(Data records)
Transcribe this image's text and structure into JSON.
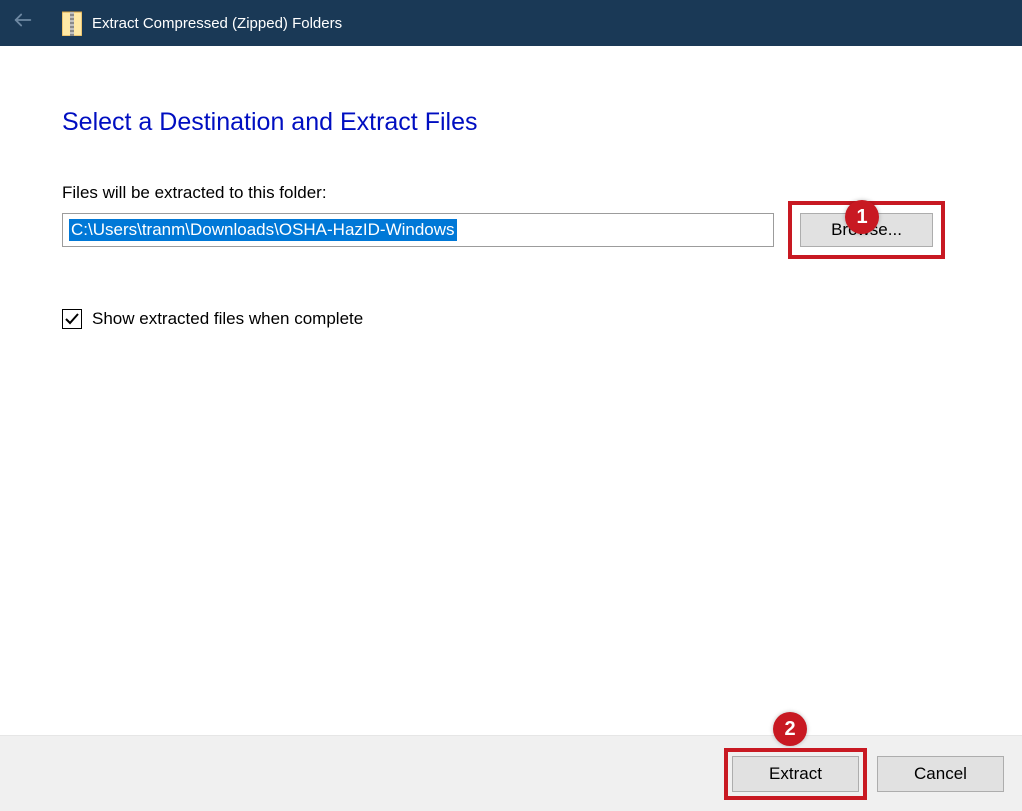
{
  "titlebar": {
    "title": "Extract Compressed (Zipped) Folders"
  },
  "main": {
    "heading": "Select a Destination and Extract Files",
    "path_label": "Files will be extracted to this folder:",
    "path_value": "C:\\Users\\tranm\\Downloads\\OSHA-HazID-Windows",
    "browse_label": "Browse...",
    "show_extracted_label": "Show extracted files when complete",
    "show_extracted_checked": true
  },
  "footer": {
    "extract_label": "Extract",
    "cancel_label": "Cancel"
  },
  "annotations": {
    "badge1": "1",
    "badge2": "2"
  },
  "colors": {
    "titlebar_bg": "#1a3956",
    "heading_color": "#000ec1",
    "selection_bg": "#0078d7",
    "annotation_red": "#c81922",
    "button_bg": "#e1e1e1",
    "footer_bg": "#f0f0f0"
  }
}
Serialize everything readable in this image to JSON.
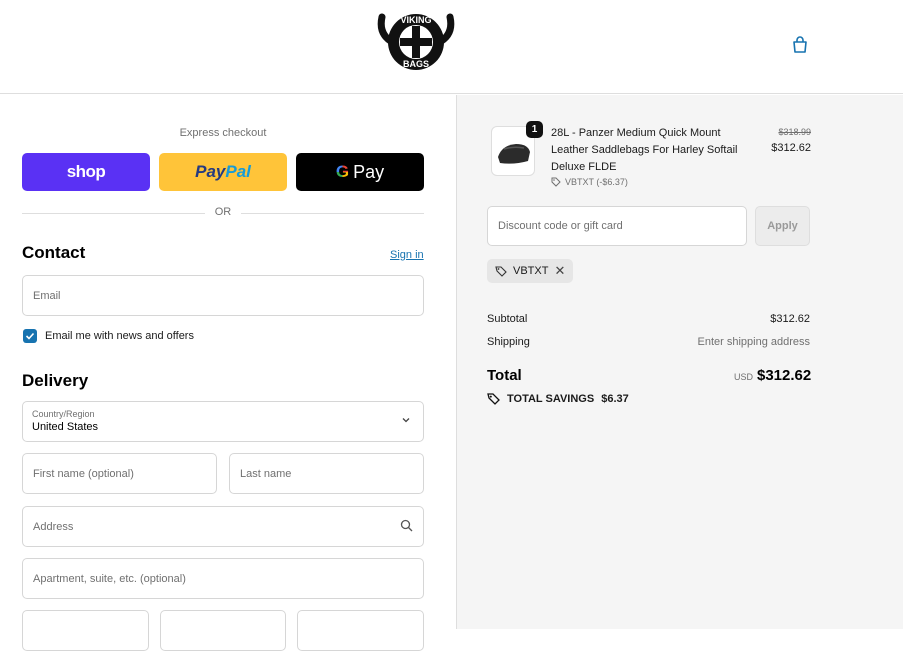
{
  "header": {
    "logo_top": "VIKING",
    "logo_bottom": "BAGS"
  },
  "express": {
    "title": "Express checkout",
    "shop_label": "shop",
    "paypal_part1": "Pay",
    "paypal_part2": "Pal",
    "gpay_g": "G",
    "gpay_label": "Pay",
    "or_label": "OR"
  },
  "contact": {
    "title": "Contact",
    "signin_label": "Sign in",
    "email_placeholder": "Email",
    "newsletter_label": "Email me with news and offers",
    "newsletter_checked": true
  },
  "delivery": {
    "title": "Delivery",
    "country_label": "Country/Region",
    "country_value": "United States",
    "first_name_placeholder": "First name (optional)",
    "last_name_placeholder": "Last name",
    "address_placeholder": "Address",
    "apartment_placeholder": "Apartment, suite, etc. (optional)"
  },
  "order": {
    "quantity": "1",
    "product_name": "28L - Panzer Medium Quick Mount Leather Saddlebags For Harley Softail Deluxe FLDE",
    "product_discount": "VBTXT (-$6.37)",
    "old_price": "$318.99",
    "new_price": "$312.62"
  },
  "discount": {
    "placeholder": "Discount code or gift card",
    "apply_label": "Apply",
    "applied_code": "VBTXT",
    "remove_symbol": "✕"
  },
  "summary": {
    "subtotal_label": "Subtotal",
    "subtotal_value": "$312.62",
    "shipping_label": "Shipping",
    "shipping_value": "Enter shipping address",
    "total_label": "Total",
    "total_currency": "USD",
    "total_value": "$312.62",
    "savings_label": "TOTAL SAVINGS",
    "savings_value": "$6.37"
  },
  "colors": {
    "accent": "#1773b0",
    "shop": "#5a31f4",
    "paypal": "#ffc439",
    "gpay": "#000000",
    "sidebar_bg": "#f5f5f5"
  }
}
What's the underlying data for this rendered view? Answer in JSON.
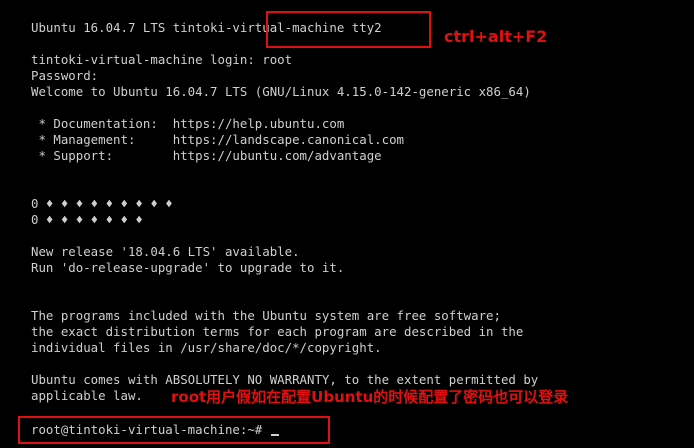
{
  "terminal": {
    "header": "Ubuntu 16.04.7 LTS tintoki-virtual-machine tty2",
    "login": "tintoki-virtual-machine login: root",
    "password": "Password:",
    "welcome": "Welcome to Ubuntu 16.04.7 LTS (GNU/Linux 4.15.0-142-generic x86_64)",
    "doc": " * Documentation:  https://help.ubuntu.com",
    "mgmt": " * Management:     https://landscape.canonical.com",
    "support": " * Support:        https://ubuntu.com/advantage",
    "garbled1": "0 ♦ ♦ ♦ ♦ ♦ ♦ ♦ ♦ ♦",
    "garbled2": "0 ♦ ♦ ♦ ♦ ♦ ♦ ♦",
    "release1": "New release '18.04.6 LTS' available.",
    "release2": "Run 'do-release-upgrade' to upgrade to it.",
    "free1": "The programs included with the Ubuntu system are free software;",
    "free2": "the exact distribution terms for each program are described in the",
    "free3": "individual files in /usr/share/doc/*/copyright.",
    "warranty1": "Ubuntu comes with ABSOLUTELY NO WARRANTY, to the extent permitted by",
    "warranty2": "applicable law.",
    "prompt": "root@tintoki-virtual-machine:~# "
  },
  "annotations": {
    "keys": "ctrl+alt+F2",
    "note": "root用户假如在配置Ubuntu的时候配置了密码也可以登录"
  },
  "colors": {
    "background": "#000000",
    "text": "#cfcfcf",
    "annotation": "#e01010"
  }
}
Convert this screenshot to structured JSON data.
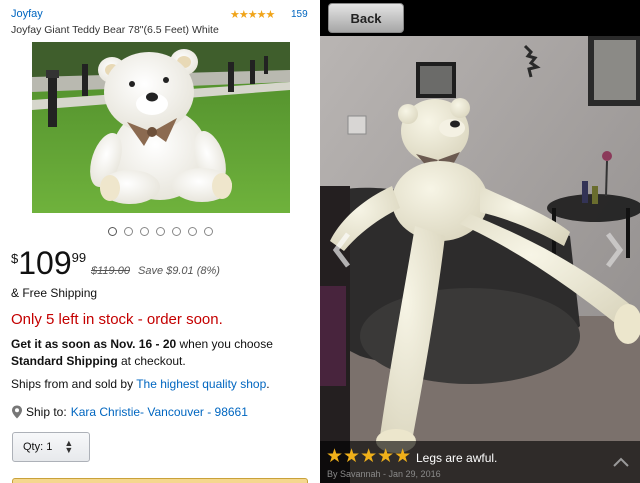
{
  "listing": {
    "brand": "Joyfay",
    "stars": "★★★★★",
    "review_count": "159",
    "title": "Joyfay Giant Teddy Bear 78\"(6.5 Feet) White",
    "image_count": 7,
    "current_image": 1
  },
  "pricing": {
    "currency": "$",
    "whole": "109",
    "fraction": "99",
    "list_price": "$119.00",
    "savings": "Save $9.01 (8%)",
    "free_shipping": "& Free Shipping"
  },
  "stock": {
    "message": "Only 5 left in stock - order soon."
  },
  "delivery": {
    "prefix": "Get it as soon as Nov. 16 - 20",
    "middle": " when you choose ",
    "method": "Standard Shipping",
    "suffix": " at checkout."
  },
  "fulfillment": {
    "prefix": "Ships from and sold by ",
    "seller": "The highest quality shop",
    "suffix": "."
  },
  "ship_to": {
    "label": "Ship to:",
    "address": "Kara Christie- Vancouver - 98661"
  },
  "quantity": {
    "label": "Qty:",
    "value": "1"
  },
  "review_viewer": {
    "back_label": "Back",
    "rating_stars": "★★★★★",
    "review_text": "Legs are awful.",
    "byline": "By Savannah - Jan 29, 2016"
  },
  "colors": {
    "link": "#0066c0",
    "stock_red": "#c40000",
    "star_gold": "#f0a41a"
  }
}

» **TASK TO CARRY OUT**
Check each line above for "prefix" and return the ones that have it.

» **TASK ANSWER**
    "prefix": "Get it as soon as Nov. 16 - 20",
    "prefix": "Ships from and sold by ",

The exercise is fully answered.